**Problem statement:**
Transcribe the listing below word for word.

=== Excerpted data ===

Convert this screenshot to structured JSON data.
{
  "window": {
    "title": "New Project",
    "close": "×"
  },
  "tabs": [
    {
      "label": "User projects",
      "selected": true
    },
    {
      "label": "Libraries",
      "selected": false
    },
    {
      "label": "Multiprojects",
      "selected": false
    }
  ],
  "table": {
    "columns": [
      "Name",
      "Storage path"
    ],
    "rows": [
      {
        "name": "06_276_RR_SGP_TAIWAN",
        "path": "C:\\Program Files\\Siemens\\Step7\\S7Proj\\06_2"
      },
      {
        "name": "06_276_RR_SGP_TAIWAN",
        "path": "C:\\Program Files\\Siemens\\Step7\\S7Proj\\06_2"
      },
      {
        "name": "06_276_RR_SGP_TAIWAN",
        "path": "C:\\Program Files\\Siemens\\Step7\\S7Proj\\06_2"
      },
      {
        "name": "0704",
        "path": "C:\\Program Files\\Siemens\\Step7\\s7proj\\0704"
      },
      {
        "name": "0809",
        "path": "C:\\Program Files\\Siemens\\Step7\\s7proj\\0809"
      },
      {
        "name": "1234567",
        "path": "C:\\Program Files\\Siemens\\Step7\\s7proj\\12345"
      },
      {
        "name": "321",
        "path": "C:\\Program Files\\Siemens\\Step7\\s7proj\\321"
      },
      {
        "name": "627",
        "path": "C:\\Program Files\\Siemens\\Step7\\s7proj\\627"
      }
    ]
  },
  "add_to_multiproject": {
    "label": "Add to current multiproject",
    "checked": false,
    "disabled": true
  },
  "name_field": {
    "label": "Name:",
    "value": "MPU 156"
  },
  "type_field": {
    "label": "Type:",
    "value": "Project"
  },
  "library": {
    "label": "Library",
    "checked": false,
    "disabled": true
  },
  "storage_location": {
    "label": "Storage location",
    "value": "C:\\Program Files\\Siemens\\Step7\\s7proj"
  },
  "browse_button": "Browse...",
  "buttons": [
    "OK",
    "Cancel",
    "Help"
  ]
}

===

**Task answer:**
Convert this screenshot to structured JSON data.
{
  "window": {
    "title": "New Project",
    "close": "×"
  },
  "tabs": [
    {
      "label": "User projects",
      "selected": true
    },
    {
      "label": "Libraries",
      "selected": false
    },
    {
      "label": "Multiprojects",
      "selected": false
    }
  ],
  "table": {
    "columns": [
      "Name",
      "Storage path"
    ],
    "rows": [
      {
        "name": "06_276_RR_SGP_TAIWAN",
        "path": "C:\\Program Files\\Siemens\\Step7\\S7Proj\\06_2"
      },
      {
        "name": "06_276_RR_SGP_TAIWAN",
        "path": "C:\\Program Files\\Siemens\\Step7\\S7Proj\\06_2"
      },
      {
        "name": "06_276_RR_SGP_TAIWAN",
        "path": "C:\\Program Files\\Siemens\\Step7\\S7Proj\\06_2"
      },
      {
        "name": "0704",
        "path": "C:\\Program Files\\Siemens\\Step7\\s7proj\\0704"
      },
      {
        "name": "0809",
        "path": "C:\\Program Files\\Siemens\\Step7\\s7proj\\0809"
      },
      {
        "name": "1234567",
        "path": "C:\\Program Files\\Siemens\\Step7\\s7proj\\12345"
      },
      {
        "name": "321",
        "path": "C:\\Program Files\\Siemens\\Step7\\s7proj\\321"
      },
      {
        "name": "627",
        "path": "C:\\Program Files\\Siemens\\Step7\\s7proj\\627"
      }
    ]
  },
  "add_to_multiproject": {
    "label": "Add to current multiproject",
    "checked": false,
    "disabled": true
  },
  "name_field": {
    "label": "Name:",
    "value": "MPU 156"
  },
  "type_field": {
    "label": "Type:",
    "value": "Project"
  },
  "library": {
    "label": "Library",
    "checked": false,
    "disabled": true
  },
  "storage_location": {
    "label": "Storage location",
    "value": "C:\\Program Files\\Siemens\\Step7\\s7proj"
  },
  "browse_button": "Browse...",
  "buttons": [
    "OK",
    "Cancel",
    "Help"
  ]
}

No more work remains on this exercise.